Task directions » The entries below are to be repeated exactly as they stand.

Data listing »
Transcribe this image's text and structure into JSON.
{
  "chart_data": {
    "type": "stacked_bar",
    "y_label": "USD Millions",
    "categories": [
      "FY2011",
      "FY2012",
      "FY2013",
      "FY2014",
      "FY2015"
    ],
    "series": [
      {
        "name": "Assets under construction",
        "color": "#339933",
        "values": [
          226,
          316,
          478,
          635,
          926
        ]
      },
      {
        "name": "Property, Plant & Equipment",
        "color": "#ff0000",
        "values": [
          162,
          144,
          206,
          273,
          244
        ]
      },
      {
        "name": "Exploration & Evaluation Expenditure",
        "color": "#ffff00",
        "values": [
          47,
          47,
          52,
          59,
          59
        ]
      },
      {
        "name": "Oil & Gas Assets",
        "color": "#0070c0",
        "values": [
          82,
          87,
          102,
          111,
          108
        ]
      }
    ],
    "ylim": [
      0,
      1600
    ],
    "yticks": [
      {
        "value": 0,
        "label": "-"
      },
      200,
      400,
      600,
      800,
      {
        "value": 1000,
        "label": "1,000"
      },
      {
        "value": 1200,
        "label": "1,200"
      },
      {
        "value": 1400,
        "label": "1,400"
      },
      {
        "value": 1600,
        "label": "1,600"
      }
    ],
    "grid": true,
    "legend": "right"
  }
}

Correct response »
Transcribe this image's text and structure into JSON.
{
  "chart_data": {
    "type": "stacked_bar",
    "y_label": "USD Millions",
    "categories": [
      "FY2011",
      "FY2012",
      "FY2013",
      "FY2014",
      "FY2015"
    ],
    "series": [
      {
        "name": "Assets under construction",
        "color": "#339933",
        "values": [
          226,
          316,
          478,
          635,
          926
        ]
      },
      {
        "name": "Property, Plant & Equipment",
        "color": "#ff0000",
        "values": [
          162,
          144,
          206,
          273,
          244
        ]
      },
      {
        "name": "Exploration & Evaluation Expenditure",
        "color": "#ffff00",
        "values": [
          47,
          47,
          52,
          59,
          59
        ]
      },
      {
        "name": "Oil & Gas Assets",
        "color": "#0070c0",
        "values": [
          82,
          87,
          102,
          111,
          108
        ]
      }
    ],
    "ylim": [
      0,
      1600
    ],
    "yticks": [
      {
        "value": 0,
        "label": "-"
      },
      200,
      400,
      600,
      800,
      {
        "value": 1000,
        "label": "1,000"
      },
      {
        "value": 1200,
        "label": "1,200"
      },
      {
        "value": 1400,
        "label": "1,400"
      },
      {
        "value": 1600,
        "label": "1,600"
      }
    ],
    "grid": true,
    "legend": "right"
  }
}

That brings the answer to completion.